---------- Available data ----------

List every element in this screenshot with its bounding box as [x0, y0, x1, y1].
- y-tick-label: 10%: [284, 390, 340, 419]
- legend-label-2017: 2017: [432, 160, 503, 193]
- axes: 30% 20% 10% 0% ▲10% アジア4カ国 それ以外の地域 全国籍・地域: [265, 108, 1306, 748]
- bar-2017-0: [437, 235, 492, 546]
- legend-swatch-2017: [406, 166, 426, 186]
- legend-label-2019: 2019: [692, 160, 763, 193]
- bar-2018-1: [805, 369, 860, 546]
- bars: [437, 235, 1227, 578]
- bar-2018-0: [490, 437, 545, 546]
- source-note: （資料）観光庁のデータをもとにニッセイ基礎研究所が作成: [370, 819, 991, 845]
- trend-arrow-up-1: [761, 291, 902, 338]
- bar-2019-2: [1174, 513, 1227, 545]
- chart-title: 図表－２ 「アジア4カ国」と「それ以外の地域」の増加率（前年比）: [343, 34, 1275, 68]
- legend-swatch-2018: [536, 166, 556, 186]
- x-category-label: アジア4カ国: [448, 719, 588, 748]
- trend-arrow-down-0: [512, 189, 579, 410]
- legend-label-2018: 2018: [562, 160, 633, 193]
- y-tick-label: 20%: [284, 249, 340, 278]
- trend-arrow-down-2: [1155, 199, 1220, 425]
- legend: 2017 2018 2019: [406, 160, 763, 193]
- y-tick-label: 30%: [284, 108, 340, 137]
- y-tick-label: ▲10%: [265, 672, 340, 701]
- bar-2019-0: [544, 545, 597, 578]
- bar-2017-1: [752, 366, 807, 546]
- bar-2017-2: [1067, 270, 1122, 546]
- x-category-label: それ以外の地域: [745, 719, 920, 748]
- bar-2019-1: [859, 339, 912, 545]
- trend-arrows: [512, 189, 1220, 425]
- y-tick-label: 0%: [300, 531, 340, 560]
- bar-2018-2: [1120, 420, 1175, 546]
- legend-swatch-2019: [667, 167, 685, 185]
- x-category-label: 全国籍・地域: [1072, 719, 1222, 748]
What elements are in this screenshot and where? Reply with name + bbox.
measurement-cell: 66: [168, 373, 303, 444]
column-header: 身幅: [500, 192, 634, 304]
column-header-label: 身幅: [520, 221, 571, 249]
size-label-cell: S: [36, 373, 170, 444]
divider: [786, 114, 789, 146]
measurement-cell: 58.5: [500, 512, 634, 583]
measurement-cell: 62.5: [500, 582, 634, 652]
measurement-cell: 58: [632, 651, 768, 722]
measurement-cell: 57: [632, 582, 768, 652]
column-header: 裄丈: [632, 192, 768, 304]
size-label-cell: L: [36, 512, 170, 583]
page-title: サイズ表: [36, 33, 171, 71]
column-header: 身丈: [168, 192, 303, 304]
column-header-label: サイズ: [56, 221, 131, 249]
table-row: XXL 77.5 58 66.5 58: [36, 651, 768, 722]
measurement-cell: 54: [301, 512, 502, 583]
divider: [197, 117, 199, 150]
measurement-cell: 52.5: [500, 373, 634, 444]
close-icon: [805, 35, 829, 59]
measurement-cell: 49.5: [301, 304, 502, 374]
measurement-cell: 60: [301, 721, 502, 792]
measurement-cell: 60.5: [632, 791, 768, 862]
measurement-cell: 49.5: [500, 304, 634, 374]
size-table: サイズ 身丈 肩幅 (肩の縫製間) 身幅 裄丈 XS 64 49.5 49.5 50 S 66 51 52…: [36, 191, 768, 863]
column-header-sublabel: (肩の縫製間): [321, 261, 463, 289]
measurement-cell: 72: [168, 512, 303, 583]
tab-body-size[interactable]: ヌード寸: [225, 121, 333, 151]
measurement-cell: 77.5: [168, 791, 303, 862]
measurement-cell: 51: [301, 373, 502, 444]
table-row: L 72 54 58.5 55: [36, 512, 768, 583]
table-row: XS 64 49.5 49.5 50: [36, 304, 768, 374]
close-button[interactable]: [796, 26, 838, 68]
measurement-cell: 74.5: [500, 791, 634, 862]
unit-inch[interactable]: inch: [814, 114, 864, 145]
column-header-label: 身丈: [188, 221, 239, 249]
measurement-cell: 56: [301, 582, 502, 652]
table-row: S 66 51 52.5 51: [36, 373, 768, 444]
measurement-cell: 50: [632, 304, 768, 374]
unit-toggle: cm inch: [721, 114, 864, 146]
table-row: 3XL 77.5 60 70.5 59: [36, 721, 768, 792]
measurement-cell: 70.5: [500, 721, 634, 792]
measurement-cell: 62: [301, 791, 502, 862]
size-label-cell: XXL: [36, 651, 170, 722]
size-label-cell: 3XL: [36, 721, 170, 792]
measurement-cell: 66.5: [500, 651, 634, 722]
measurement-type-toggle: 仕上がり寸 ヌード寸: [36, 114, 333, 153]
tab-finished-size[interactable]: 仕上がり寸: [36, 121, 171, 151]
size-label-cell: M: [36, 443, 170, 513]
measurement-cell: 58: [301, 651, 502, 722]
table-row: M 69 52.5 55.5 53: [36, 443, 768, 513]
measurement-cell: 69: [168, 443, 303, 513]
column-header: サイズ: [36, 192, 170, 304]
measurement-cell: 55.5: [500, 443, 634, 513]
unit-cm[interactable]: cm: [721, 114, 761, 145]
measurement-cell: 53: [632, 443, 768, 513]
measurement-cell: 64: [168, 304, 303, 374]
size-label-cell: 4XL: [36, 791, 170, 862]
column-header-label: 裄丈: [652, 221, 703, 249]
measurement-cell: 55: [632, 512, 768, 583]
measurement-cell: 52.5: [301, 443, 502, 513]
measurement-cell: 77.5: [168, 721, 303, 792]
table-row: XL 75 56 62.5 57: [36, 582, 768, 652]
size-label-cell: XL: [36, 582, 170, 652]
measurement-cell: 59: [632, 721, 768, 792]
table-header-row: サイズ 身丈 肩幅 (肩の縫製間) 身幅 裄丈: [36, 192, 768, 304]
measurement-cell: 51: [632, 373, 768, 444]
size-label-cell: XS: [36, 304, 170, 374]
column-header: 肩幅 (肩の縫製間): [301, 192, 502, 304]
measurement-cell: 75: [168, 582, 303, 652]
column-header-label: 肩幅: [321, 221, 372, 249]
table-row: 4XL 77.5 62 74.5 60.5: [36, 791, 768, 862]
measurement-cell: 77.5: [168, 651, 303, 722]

----------

> [What you are asked to do]: Copy all of the data above, line for line, with no changes.

> [Result of this task]:
List every element in this screenshot with its bounding box as [x0, y0, x1, y1].
- y-tick-label: 10%: [284, 390, 340, 419]
- legend-label-2017: 2017: [432, 160, 503, 193]
- axes: 30% 20% 10% 0% ▲10% アジア4カ国 それ以外の地域 全国籍・地域: [265, 108, 1306, 748]
- bar-2017-0: [437, 235, 492, 546]
- legend-swatch-2017: [406, 166, 426, 186]
- legend-label-2019: 2019: [692, 160, 763, 193]
- bar-2018-1: [805, 369, 860, 546]
- bars: [437, 235, 1227, 578]
- bar-2018-0: [490, 437, 545, 546]
- source-note: （資料）観光庁のデータをもとにニッセイ基礎研究所が作成: [370, 819, 991, 845]
- trend-arrow-up-1: [761, 291, 902, 338]
- bar-2019-2: [1174, 513, 1227, 545]
- chart-title: 図表－２ 「アジア4カ国」と「それ以外の地域」の増加率（前年比）: [343, 34, 1275, 68]
- legend-swatch-2018: [536, 166, 556, 186]
- x-category-label: アジア4カ国: [448, 719, 588, 748]
- trend-arrow-down-0: [512, 189, 579, 410]
- legend-label-2018: 2018: [562, 160, 633, 193]
- y-tick-label: 20%: [284, 249, 340, 278]
- trend-arrow-down-2: [1155, 199, 1220, 425]
- legend: 2017 2018 2019: [406, 160, 763, 193]
- y-tick-label: 30%: [284, 108, 340, 137]
- y-tick-label: ▲10%: [265, 672, 340, 701]
- bar-2019-0: [544, 545, 597, 578]
- bar-2017-1: [752, 366, 807, 546]
- bar-2017-2: [1067, 270, 1122, 546]
- x-category-label: それ以外の地域: [745, 719, 920, 748]
- bar-2019-1: [859, 339, 912, 545]
- trend-arrows: [512, 189, 1220, 425]
- y-tick-label: 0%: [300, 531, 340, 560]
- bar-2018-2: [1120, 420, 1175, 546]
- legend-swatch-2019: [667, 167, 685, 185]
- x-category-label: 全国籍・地域: [1072, 719, 1222, 748]
What elements are in this screenshot and where? Reply with name + bbox.
measurement-cell: 66: [168, 373, 303, 444]
column-header: 身幅: [500, 192, 634, 304]
column-header-label: 身幅: [520, 221, 571, 249]
size-label-cell: S: [36, 373, 170, 444]
divider: [786, 114, 789, 146]
measurement-cell: 58.5: [500, 512, 634, 583]
measurement-cell: 62.5: [500, 582, 634, 652]
measurement-cell: 58: [632, 651, 768, 722]
measurement-cell: 57: [632, 582, 768, 652]
column-header: 裄丈: [632, 192, 768, 304]
size-label-cell: L: [36, 512, 170, 583]
page-title: サイズ表: [36, 33, 171, 71]
column-header: 身丈: [168, 192, 303, 304]
column-header-label: サイズ: [56, 221, 131, 249]
table-row: XXL 77.5 58 66.5 58: [36, 651, 768, 722]
measurement-cell: 54: [301, 512, 502, 583]
divider: [197, 117, 199, 150]
measurement-cell: 52.5: [500, 373, 634, 444]
close-icon: [805, 35, 829, 59]
measurement-cell: 49.5: [301, 304, 502, 374]
measurement-cell: 60: [301, 721, 502, 792]
measurement-cell: 60.5: [632, 791, 768, 862]
measurement-cell: 49.5: [500, 304, 634, 374]
size-table: サイズ 身丈 肩幅 (肩の縫製間) 身幅 裄丈 XS 64 49.5 49.5 50 S 66 51 52…: [36, 191, 768, 863]
column-header-sublabel: (肩の縫製間): [321, 261, 463, 289]
measurement-cell: 72: [168, 512, 303, 583]
tab-body-size[interactable]: ヌード寸: [225, 121, 333, 151]
measurement-cell: 77.5: [168, 791, 303, 862]
measurement-cell: 51: [301, 373, 502, 444]
table-row: L 72 54 58.5 55: [36, 512, 768, 583]
table-row: XS 64 49.5 49.5 50: [36, 304, 768, 374]
close-button[interactable]: [796, 26, 838, 68]
measurement-cell: 74.5: [500, 791, 634, 862]
unit-inch[interactable]: inch: [814, 114, 864, 145]
column-header-label: 身丈: [188, 221, 239, 249]
measurement-cell: 56: [301, 582, 502, 652]
table-row: S 66 51 52.5 51: [36, 373, 768, 444]
measurement-cell: 50: [632, 304, 768, 374]
unit-toggle: cm inch: [721, 114, 864, 146]
table-row: 3XL 77.5 60 70.5 59: [36, 721, 768, 792]
measurement-cell: 70.5: [500, 721, 634, 792]
measurement-cell: 62: [301, 791, 502, 862]
size-label-cell: XXL: [36, 651, 170, 722]
size-label-cell: 3XL: [36, 721, 170, 792]
measurement-cell: 66.5: [500, 651, 634, 722]
measurement-type-toggle: 仕上がり寸 ヌード寸: [36, 114, 333, 153]
tab-finished-size[interactable]: 仕上がり寸: [36, 121, 171, 151]
size-label-cell: M: [36, 443, 170, 513]
measurement-cell: 58: [301, 651, 502, 722]
table-row: M 69 52.5 55.5 53: [36, 443, 768, 513]
measurement-cell: 69: [168, 443, 303, 513]
column-header: サイズ: [36, 192, 170, 304]
measurement-cell: 55.5: [500, 443, 634, 513]
unit-cm[interactable]: cm: [721, 114, 761, 145]
measurement-cell: 53: [632, 443, 768, 513]
measurement-cell: 64: [168, 304, 303, 374]
size-label-cell: 4XL: [36, 791, 170, 862]
column-header-label: 裄丈: [652, 221, 703, 249]
measurement-cell: 55: [632, 512, 768, 583]
measurement-cell: 52.5: [301, 443, 502, 513]
measurement-cell: 77.5: [168, 721, 303, 792]
table-row: XL 75 56 62.5 57: [36, 582, 768, 652]
size-label-cell: XL: [36, 582, 170, 652]
measurement-cell: 59: [632, 721, 768, 792]
table-header-row: サイズ 身丈 肩幅 (肩の縫製間) 身幅 裄丈: [36, 192, 768, 304]
measurement-cell: 51: [632, 373, 768, 444]
size-label-cell: XS: [36, 304, 170, 374]
column-header: 肩幅 (肩の縫製間): [301, 192, 502, 304]
measurement-cell: 75: [168, 582, 303, 652]
column-header-label: 肩幅: [321, 221, 372, 249]
table-row: 4XL 77.5 62 74.5 60.5: [36, 791, 768, 862]
measurement-cell: 77.5: [168, 651, 303, 722]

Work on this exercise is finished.